▶ **PROMPT**: Please write out the stretch of lines from the one containing "602, 70, 616]" through the one containing "768, 572, 782]" as a JSON list of strings, one string per line and no blank lines.

====

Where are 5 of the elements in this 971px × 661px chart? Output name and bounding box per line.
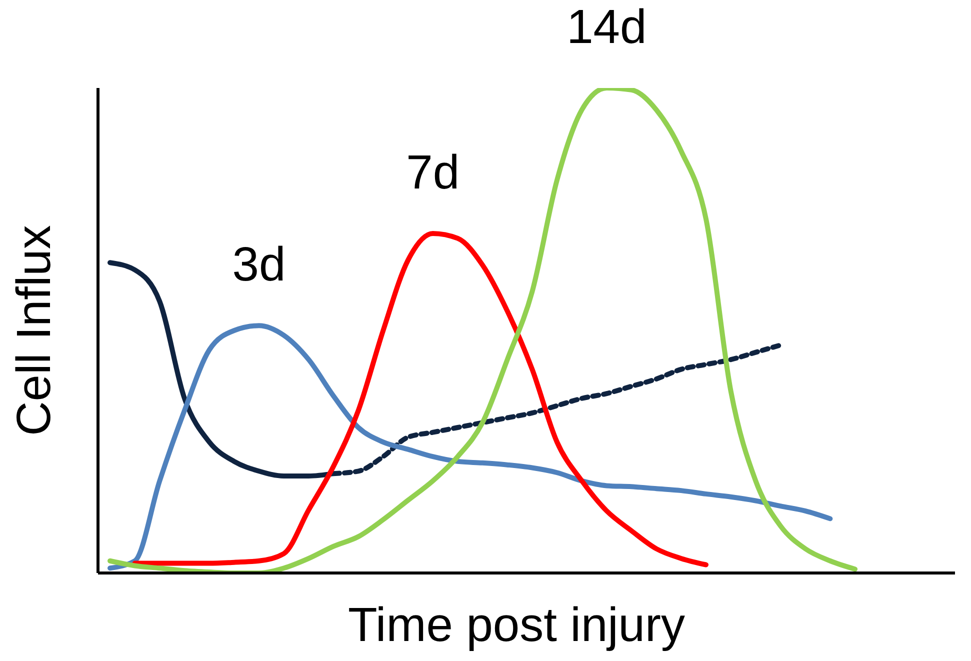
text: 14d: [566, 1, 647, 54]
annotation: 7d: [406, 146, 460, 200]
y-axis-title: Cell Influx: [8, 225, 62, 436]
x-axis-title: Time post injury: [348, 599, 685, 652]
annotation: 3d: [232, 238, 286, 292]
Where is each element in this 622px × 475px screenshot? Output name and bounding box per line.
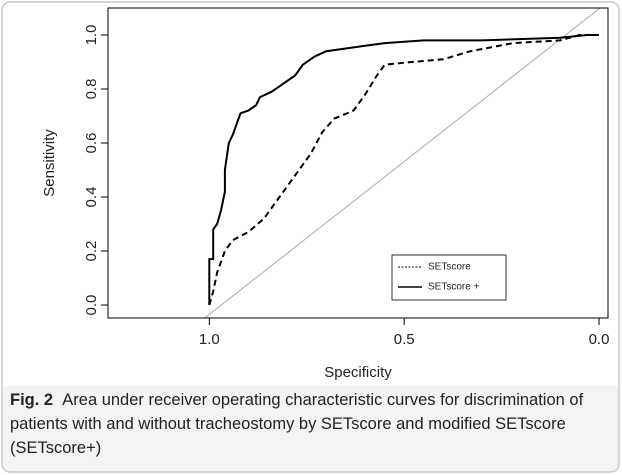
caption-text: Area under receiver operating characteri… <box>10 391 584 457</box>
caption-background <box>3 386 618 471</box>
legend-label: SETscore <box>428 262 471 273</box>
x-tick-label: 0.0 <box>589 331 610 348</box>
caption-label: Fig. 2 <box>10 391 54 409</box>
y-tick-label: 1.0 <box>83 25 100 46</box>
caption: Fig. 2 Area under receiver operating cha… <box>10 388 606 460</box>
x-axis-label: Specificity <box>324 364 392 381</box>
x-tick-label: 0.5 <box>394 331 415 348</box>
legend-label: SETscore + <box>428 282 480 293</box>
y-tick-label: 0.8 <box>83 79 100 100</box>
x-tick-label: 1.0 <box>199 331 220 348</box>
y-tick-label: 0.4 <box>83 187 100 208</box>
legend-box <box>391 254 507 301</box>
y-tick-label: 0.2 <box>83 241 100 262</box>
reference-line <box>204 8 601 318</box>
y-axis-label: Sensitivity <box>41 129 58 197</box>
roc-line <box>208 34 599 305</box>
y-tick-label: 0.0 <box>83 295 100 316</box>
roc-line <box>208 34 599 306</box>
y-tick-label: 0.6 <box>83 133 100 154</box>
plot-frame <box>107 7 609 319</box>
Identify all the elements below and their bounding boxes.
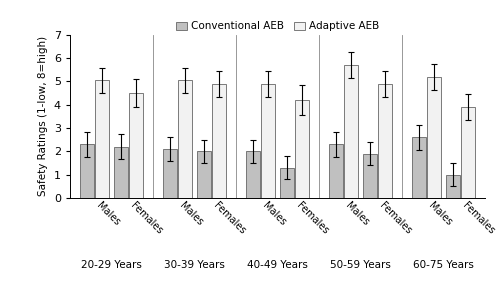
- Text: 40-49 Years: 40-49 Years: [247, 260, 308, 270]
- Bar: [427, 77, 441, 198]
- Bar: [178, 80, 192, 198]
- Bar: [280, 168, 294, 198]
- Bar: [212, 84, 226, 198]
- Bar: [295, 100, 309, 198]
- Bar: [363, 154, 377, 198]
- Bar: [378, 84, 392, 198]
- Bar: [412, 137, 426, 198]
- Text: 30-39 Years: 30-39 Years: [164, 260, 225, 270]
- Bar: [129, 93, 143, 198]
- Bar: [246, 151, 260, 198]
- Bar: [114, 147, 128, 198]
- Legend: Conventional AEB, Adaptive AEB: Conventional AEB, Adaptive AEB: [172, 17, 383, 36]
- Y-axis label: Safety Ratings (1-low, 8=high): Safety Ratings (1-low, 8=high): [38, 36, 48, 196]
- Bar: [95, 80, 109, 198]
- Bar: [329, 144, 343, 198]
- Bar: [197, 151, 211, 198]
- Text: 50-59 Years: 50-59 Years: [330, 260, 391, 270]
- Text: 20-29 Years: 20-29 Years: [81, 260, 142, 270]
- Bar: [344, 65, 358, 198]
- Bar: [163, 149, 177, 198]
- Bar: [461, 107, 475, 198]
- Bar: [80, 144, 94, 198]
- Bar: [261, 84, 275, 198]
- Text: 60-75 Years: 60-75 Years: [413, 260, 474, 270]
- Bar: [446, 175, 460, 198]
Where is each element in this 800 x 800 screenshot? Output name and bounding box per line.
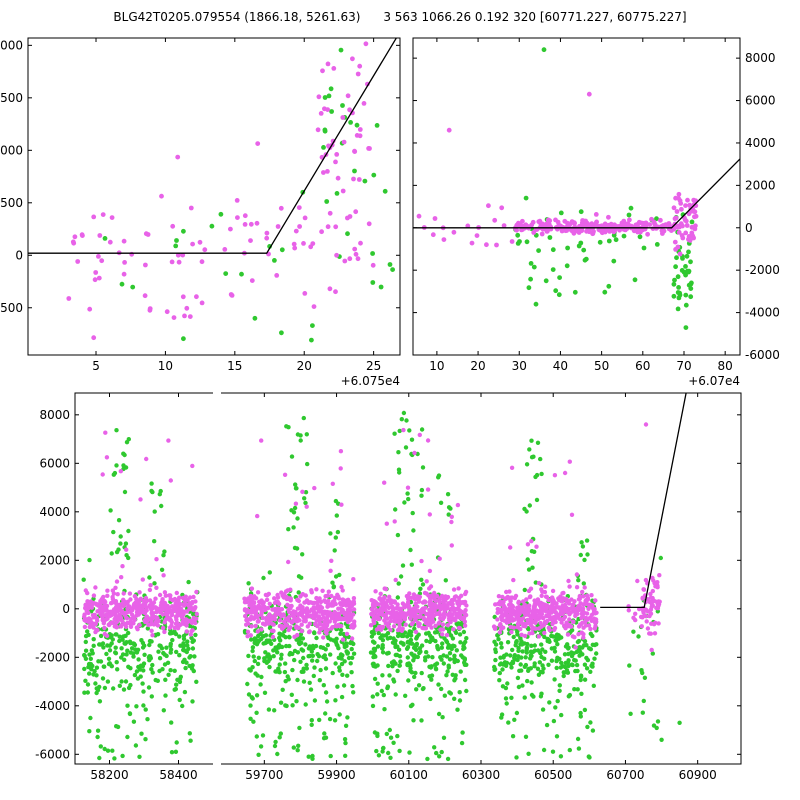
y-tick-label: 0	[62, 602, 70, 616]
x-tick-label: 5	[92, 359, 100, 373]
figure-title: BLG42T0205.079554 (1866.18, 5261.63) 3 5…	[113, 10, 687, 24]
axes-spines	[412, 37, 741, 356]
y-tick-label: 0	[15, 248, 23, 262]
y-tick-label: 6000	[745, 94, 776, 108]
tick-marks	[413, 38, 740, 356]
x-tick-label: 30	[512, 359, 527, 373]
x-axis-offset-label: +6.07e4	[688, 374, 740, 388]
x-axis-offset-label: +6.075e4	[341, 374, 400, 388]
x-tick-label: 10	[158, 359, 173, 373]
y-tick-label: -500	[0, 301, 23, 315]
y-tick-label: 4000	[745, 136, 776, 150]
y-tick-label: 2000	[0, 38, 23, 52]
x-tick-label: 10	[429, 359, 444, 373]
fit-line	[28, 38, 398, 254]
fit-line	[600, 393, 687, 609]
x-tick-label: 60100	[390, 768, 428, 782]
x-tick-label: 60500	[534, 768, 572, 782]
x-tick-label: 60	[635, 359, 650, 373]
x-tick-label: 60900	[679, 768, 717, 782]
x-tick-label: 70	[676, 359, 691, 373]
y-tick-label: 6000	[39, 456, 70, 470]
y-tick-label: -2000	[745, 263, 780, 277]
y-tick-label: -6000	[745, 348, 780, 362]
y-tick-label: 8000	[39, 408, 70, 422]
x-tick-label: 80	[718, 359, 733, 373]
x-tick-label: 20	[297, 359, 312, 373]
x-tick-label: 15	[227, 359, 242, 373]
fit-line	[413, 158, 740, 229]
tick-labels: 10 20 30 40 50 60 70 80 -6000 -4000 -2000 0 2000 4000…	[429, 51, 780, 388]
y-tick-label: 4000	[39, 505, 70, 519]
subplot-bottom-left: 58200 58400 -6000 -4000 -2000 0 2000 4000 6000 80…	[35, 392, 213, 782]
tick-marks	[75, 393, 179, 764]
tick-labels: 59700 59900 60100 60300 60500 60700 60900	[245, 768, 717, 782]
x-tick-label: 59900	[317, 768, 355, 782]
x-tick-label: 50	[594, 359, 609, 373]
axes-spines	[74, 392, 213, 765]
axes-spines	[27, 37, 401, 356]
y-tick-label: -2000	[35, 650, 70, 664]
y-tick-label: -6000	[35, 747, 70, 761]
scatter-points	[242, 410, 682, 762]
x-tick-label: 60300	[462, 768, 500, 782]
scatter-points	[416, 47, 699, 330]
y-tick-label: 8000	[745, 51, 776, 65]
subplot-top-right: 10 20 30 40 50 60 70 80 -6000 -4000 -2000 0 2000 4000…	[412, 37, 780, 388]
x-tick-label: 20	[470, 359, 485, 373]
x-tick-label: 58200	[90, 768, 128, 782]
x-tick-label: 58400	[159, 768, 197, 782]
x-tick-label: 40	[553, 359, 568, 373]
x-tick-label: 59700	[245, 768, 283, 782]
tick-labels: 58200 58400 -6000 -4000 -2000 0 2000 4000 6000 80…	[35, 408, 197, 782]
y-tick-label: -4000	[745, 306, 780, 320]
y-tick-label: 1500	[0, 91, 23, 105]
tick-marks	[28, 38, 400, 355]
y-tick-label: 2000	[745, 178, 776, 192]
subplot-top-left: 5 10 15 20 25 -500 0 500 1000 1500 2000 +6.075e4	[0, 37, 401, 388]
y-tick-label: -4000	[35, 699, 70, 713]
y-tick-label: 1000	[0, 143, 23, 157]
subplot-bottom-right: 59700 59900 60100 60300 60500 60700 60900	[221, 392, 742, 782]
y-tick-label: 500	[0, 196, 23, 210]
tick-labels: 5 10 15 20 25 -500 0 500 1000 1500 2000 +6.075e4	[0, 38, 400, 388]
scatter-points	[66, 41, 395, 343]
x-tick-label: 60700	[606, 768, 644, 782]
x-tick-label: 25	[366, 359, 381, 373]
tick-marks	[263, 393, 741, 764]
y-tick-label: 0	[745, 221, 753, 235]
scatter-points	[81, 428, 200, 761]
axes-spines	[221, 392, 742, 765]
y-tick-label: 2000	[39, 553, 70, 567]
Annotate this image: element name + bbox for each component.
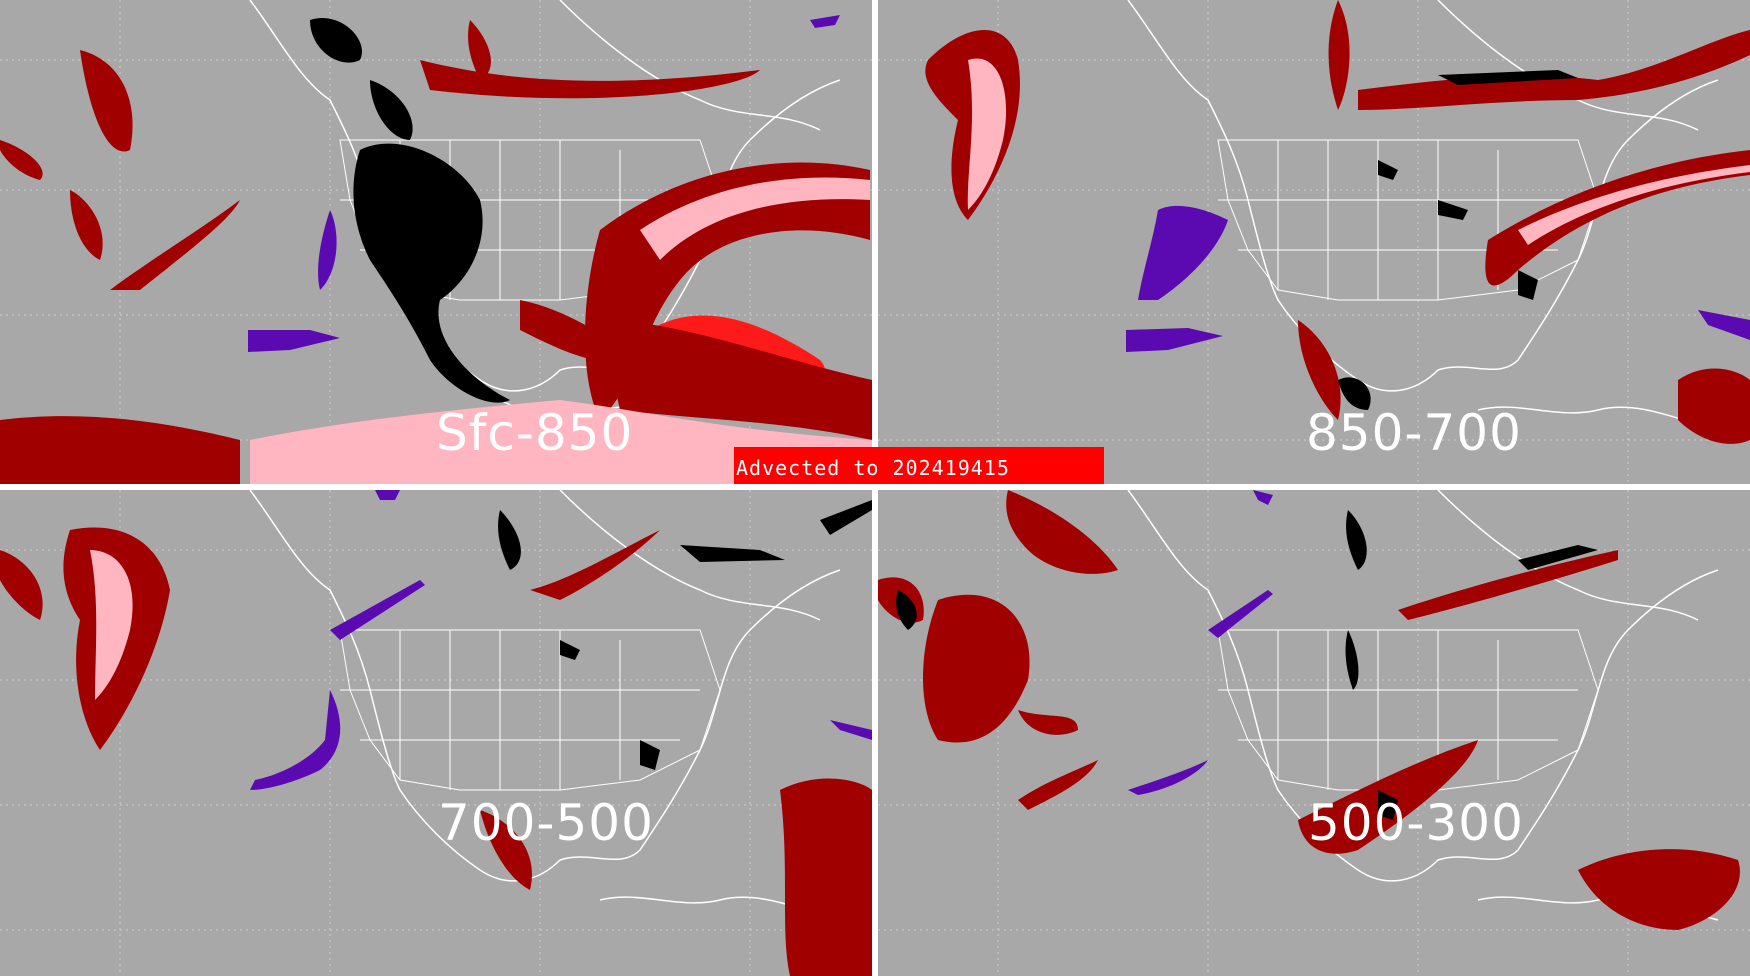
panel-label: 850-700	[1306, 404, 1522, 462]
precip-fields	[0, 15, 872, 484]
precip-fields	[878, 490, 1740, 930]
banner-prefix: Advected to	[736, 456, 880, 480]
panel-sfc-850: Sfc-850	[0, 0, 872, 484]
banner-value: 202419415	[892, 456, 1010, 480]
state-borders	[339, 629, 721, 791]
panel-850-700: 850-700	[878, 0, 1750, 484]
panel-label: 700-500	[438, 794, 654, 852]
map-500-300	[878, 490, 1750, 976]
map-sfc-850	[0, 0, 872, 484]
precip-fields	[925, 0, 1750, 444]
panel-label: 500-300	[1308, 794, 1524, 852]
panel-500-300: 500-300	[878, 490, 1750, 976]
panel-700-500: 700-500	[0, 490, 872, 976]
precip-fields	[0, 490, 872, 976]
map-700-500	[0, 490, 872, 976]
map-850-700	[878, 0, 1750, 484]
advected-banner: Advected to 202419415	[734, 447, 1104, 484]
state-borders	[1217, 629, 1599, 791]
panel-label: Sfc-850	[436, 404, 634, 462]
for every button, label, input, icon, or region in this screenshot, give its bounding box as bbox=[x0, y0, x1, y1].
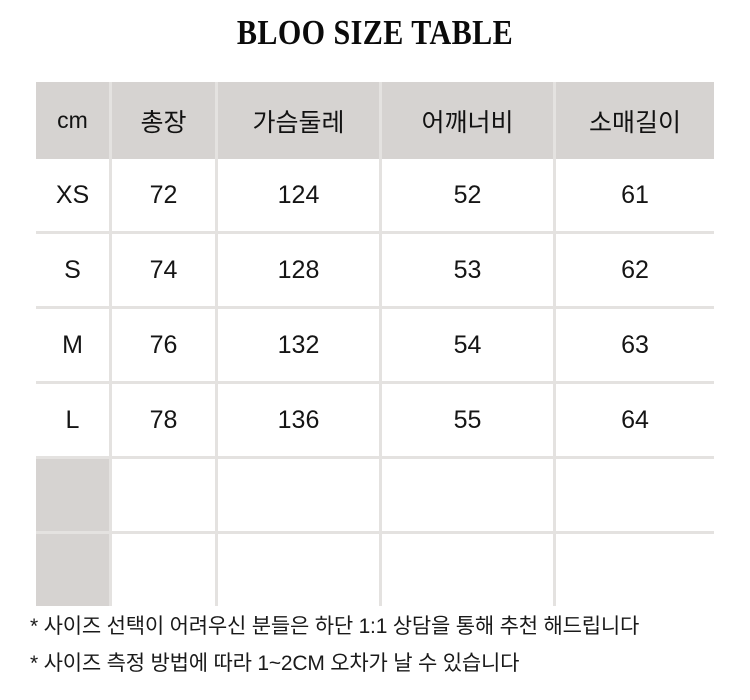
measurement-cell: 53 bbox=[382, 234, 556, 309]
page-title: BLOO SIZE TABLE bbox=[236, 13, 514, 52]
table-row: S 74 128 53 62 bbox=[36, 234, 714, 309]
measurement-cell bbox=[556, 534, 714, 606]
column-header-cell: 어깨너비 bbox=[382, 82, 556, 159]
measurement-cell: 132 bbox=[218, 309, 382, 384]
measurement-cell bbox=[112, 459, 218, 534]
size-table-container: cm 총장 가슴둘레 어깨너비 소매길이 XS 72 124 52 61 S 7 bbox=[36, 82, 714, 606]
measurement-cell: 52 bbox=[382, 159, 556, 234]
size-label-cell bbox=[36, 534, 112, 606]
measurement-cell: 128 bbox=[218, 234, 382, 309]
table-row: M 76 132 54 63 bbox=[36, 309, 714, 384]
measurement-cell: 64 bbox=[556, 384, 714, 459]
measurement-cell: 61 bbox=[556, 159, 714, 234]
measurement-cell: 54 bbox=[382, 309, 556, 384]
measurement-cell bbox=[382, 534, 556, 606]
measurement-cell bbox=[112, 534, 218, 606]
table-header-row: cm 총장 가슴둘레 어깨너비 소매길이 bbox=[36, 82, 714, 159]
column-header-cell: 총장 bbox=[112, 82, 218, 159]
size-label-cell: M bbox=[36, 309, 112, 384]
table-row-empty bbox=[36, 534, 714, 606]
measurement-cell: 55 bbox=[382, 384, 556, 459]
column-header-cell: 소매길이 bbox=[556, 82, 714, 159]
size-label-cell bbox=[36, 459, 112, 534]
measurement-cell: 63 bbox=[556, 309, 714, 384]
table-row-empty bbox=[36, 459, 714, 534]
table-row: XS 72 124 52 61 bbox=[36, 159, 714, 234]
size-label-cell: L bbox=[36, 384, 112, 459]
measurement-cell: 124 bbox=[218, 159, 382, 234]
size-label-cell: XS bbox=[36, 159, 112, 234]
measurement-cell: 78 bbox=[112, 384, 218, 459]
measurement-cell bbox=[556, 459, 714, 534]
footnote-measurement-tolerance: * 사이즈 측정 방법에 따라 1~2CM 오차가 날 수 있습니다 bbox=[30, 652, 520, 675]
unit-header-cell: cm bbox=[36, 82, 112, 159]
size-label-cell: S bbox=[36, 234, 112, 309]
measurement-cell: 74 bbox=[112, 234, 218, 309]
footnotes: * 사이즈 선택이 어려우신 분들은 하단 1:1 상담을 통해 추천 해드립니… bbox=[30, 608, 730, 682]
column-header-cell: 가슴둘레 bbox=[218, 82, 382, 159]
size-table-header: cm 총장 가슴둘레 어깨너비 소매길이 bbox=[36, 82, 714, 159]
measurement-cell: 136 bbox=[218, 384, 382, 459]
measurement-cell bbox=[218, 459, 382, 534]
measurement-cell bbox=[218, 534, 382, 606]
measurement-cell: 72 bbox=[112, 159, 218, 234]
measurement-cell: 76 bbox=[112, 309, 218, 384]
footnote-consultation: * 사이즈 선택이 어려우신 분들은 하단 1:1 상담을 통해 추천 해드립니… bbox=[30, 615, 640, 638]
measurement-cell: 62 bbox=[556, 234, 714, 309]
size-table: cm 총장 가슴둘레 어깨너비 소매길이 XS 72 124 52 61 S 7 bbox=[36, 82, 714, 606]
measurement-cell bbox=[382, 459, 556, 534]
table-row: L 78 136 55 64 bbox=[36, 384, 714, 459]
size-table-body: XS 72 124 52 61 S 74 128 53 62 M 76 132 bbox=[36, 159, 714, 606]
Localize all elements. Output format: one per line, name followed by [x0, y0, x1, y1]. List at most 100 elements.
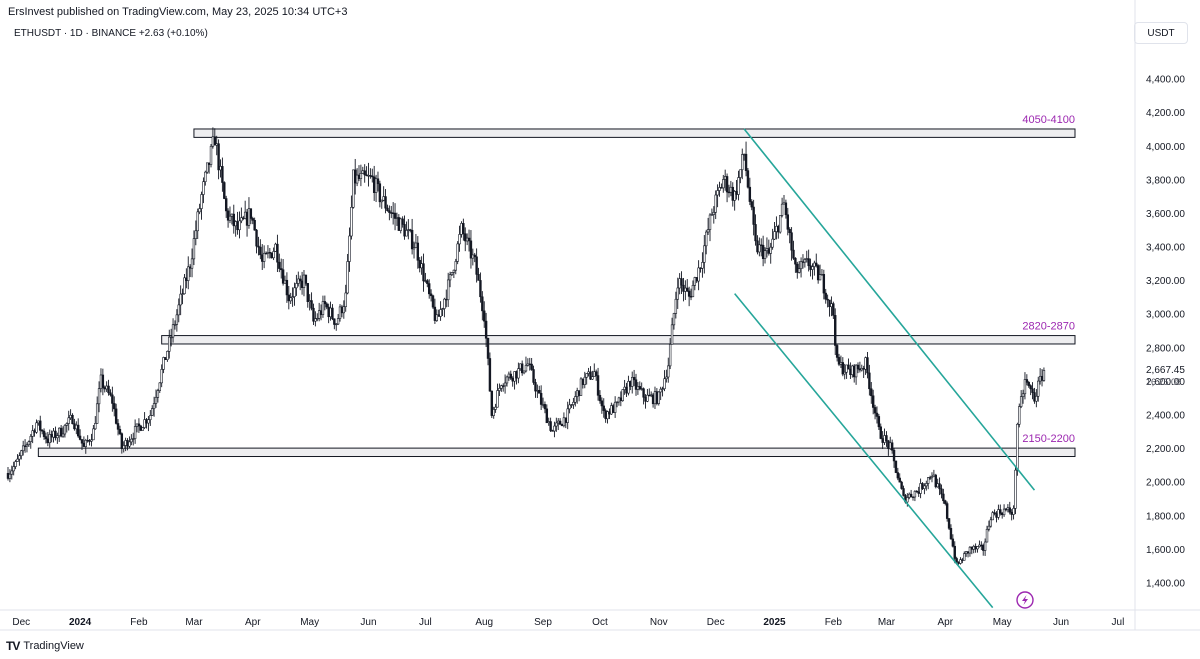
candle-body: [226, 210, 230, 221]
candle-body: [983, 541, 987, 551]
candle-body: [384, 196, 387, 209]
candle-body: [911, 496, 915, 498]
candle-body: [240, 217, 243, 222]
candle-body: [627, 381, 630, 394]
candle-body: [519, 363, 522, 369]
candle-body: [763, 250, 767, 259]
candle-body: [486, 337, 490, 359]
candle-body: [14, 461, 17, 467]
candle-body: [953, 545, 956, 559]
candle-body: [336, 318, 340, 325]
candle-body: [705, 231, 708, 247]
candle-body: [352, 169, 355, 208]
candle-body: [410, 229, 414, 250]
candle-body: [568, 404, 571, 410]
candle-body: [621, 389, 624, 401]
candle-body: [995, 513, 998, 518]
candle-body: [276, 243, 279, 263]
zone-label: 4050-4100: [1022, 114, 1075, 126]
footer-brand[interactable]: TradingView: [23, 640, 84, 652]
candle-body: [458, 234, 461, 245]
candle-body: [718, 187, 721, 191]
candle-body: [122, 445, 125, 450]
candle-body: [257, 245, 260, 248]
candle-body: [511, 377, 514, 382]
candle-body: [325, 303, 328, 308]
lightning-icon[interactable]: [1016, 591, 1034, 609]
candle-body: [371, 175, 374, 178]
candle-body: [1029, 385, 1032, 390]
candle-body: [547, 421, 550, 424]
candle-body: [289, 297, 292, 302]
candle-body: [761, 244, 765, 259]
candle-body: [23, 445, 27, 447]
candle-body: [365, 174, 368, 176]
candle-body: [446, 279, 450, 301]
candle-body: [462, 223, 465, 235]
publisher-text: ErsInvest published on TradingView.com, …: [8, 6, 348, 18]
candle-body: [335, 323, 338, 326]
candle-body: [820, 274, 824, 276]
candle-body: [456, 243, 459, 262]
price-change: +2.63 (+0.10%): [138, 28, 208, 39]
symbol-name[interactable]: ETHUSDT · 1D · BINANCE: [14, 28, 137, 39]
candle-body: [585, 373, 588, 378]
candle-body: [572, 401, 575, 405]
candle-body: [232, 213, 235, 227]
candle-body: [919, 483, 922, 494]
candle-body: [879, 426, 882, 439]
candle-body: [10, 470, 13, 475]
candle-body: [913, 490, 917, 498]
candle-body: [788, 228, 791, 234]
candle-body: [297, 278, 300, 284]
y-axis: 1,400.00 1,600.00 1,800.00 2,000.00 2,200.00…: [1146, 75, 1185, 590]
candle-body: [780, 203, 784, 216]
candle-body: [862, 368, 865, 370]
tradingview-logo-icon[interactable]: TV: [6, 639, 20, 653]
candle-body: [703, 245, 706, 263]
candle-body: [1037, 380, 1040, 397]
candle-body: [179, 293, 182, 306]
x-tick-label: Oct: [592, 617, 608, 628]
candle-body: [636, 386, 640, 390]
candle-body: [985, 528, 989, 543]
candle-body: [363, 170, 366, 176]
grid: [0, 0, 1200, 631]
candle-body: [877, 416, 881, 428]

====

▶ **WRITTEN REPLY**:
[
  "y-tick-label: 0\t[62, 602, 70, 616]",
  "x-tick-label: 5\t[92, 359, 100, 373]",
  "figure-title: BLG42T0205.079554 (1866.18, 5261.63) 3 5…\t[113, 10, 687, 24]",
  "axes-spines\t[412, 37, 741, 356]",
  "y-tick-label: 0\t[15, 248, 23, 262]",
  "y-tick-label: 6000\t[745, 94, 776, 108]",
  "tick-marks\t[413, 38, 740, 356]",
  "x-tick-label: 30\t[512, 359, 527, 373]",
  "x-axis-offset-label: +6.07e4\t[688, 374, 740, 388]",
  "x-axis-offset-label: +6.075e4\t[341, 374, 400, 388]",
  "x-tick-label: 10\t[158, 359, 173, 373]",
  "y-tick-label: -500\t[0, 301, 23, 315]",
  "y-tick-label: 4000\t[745, 136, 776, 150]",
  "y-tick-label: 2000\t[0, 38, 23, 52]",
  "x-tick-label: 10\t[429, 359, 444, 373]",
  "fit-line\t[28, 38, 398, 254]",
  "fit-line\t[600, 393, 687, 609]",
  "x-tick-label: 60100\t[390, 768, 428, 782]",
  "x-tick-label: 60500\t[534, 768, 572, 782]"
]